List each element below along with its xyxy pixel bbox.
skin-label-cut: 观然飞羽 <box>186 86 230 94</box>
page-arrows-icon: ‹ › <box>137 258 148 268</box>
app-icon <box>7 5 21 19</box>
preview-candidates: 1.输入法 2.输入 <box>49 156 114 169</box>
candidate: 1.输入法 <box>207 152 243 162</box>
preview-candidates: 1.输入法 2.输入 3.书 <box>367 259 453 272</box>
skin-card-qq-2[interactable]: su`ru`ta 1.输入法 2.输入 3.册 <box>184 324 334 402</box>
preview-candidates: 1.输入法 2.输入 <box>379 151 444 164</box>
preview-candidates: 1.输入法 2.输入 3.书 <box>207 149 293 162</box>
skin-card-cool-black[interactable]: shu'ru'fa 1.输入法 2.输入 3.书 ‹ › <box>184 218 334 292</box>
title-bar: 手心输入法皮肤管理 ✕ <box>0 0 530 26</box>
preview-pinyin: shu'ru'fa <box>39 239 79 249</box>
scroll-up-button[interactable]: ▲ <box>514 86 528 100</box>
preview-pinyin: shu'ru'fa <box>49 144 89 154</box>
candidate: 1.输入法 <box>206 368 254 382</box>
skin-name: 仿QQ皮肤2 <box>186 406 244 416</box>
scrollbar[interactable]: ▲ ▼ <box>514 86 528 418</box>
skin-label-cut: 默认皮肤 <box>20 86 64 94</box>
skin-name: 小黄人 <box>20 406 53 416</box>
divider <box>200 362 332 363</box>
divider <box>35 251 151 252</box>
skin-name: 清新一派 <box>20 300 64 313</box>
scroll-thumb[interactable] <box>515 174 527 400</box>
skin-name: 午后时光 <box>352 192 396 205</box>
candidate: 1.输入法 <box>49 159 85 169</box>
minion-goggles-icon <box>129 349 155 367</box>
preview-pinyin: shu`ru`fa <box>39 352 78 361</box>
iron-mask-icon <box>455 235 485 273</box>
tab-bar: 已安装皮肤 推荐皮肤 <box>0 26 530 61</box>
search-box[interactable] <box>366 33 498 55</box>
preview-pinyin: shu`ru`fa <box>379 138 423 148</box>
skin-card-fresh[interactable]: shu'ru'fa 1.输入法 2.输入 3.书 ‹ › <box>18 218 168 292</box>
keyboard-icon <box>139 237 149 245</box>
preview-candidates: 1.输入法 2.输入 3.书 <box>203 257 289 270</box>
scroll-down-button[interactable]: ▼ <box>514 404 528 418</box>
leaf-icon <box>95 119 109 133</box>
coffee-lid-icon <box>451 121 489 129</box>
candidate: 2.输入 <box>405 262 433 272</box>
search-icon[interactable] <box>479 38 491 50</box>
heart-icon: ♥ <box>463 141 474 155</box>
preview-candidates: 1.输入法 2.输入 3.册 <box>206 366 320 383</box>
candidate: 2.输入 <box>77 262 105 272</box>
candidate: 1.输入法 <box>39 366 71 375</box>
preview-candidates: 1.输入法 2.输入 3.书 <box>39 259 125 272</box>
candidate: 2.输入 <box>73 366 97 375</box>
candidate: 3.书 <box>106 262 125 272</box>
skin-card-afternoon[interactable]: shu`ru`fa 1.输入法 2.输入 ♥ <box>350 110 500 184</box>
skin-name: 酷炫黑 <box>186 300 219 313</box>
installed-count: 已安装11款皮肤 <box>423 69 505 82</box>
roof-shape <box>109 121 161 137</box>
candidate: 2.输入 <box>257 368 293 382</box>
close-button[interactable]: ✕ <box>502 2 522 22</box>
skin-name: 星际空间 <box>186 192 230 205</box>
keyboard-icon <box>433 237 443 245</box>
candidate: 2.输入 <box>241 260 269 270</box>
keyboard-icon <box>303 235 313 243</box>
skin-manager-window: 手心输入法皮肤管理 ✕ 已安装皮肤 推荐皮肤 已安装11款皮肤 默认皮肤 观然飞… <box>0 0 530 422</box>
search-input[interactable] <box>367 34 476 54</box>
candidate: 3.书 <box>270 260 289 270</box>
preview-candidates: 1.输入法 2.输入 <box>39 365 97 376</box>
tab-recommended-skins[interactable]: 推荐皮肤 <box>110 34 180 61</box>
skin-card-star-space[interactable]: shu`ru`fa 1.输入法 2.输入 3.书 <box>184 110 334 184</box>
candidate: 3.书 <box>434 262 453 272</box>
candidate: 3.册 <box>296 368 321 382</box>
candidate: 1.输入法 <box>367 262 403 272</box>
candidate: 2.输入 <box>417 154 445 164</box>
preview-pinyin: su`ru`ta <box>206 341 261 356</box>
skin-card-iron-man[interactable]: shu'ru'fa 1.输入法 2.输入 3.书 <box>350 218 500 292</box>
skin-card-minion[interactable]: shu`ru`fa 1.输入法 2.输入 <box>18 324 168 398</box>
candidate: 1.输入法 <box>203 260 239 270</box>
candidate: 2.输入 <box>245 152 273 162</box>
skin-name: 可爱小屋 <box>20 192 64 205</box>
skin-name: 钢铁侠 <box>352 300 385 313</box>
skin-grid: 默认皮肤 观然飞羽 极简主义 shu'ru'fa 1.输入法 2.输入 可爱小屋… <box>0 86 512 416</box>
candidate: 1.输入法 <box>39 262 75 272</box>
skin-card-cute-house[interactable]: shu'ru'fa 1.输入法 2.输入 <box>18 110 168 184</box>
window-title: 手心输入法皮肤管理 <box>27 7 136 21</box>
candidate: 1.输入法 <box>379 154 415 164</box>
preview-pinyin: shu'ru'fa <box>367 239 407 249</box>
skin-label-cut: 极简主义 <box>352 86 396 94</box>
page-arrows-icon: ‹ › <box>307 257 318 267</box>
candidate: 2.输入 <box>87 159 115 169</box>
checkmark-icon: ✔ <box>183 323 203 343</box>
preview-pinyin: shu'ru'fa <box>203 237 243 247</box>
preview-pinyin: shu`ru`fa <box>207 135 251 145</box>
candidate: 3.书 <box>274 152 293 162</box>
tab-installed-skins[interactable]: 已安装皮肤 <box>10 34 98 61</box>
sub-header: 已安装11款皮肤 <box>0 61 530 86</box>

= = = = =

◆ TASK
List every line in the records above that contains the string "iron", copying each one in full.

◆ SOLUTION FOR THIS PROBLEM
iron-mask-icon <box>455 235 485 273</box>
skin-card-iron-man[interactable]: shu'ru'fa 1.输入法 2.输入 3.书 <box>350 218 500 292</box>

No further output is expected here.